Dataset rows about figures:
◆ ◆ ◆

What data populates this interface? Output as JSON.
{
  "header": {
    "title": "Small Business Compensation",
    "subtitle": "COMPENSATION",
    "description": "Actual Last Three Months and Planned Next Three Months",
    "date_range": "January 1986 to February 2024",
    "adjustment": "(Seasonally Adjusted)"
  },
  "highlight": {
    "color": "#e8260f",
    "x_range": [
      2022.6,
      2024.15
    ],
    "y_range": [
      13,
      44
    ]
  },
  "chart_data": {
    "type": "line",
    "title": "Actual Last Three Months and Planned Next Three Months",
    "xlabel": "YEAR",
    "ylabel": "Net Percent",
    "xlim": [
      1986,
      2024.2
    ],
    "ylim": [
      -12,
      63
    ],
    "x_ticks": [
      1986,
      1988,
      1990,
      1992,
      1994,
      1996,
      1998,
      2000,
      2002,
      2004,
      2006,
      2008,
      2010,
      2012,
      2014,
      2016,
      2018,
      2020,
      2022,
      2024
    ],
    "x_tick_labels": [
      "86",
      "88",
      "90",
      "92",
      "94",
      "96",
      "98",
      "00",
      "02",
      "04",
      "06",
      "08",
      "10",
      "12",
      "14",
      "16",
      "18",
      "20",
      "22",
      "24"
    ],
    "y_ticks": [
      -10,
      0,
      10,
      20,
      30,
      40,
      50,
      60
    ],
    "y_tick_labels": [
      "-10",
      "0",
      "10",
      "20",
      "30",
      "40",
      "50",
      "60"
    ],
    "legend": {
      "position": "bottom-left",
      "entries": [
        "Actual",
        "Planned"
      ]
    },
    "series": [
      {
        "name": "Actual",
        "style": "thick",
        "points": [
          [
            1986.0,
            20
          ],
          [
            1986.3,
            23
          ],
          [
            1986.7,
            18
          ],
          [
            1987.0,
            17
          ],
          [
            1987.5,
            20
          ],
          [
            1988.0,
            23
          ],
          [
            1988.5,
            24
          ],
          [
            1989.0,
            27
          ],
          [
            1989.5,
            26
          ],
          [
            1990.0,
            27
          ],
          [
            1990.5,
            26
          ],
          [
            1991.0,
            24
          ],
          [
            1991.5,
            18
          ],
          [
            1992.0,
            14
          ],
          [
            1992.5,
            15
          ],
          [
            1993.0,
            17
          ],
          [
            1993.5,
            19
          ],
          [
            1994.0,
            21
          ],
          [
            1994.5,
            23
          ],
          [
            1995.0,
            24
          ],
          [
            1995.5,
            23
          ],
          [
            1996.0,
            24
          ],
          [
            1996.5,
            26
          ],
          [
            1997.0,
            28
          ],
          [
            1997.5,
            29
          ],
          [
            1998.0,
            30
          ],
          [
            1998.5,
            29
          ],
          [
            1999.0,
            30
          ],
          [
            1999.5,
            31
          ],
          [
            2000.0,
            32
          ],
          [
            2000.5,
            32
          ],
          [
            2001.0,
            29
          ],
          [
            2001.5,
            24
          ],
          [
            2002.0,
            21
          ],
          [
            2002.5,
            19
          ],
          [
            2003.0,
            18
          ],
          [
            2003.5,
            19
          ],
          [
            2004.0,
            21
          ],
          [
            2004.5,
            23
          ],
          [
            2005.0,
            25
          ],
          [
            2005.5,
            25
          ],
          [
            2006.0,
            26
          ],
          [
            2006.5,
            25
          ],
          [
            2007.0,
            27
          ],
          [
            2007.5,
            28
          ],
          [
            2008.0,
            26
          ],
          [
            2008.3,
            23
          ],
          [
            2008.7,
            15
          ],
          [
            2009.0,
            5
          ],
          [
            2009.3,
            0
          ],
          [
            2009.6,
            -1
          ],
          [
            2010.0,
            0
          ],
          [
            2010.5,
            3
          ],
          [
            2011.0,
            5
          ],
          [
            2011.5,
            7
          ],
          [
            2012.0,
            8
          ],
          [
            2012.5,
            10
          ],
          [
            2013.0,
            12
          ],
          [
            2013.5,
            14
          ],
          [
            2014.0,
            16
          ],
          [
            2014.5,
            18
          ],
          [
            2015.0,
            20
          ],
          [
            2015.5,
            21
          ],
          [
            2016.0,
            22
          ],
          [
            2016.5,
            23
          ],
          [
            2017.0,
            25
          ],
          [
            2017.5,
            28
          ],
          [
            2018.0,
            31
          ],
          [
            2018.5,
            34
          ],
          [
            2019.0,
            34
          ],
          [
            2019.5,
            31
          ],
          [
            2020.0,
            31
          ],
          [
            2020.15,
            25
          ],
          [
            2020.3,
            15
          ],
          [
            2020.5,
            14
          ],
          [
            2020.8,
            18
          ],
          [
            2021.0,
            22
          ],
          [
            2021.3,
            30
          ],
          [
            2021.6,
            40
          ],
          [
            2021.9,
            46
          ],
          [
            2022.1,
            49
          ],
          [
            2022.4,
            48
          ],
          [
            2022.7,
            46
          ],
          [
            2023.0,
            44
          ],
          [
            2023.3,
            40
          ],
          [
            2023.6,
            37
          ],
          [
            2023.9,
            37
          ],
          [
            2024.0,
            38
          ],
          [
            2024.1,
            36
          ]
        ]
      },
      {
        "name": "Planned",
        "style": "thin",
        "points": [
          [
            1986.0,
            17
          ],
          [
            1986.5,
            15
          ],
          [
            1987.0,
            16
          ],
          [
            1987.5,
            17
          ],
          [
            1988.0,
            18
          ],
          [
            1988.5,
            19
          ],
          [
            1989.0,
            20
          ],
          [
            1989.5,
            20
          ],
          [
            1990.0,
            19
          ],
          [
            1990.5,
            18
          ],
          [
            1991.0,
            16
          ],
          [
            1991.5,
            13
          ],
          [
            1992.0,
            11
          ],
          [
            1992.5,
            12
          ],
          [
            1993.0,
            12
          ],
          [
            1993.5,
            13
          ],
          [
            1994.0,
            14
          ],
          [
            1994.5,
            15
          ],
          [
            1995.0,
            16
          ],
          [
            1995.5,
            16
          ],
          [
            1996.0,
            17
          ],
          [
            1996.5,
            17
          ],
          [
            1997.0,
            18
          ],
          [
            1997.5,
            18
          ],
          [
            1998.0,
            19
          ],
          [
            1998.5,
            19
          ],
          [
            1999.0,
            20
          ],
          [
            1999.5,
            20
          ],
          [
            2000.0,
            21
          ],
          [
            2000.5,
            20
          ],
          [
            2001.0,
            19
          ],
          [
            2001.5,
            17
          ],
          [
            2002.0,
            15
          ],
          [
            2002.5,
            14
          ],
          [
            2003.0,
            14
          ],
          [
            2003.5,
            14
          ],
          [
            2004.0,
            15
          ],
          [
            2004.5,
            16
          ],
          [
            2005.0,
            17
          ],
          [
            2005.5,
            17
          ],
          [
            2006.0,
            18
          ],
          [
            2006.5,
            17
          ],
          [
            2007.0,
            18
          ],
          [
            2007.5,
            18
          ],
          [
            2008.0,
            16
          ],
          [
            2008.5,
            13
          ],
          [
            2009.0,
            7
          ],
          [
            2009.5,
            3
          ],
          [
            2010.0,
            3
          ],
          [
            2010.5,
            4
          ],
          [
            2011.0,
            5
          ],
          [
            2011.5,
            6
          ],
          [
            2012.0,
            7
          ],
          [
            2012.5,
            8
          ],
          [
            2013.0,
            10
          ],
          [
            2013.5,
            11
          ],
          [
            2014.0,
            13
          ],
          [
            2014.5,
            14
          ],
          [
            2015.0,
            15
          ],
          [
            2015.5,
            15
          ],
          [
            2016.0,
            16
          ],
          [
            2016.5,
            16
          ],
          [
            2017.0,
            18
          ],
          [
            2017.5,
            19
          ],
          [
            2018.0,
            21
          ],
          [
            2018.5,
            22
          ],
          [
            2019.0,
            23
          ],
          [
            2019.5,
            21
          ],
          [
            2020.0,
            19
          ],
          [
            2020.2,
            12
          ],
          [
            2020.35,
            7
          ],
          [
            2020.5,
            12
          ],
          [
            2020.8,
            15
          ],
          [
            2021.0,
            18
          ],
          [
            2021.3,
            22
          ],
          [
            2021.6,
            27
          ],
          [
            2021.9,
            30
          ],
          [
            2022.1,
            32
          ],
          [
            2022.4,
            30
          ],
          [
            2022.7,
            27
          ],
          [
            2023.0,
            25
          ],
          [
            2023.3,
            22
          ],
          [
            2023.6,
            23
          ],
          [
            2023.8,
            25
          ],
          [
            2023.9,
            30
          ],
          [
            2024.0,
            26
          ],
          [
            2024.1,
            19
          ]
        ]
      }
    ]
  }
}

◆ ◆ ◆

What you need to do: Look through the entries above; copy every line holding the string "Months".

Solution to this problem:
    "description": "Actual Last Three Months and Planned Next Three Months",
    "title": "Actual Last Three Months and Planned Next Three Months",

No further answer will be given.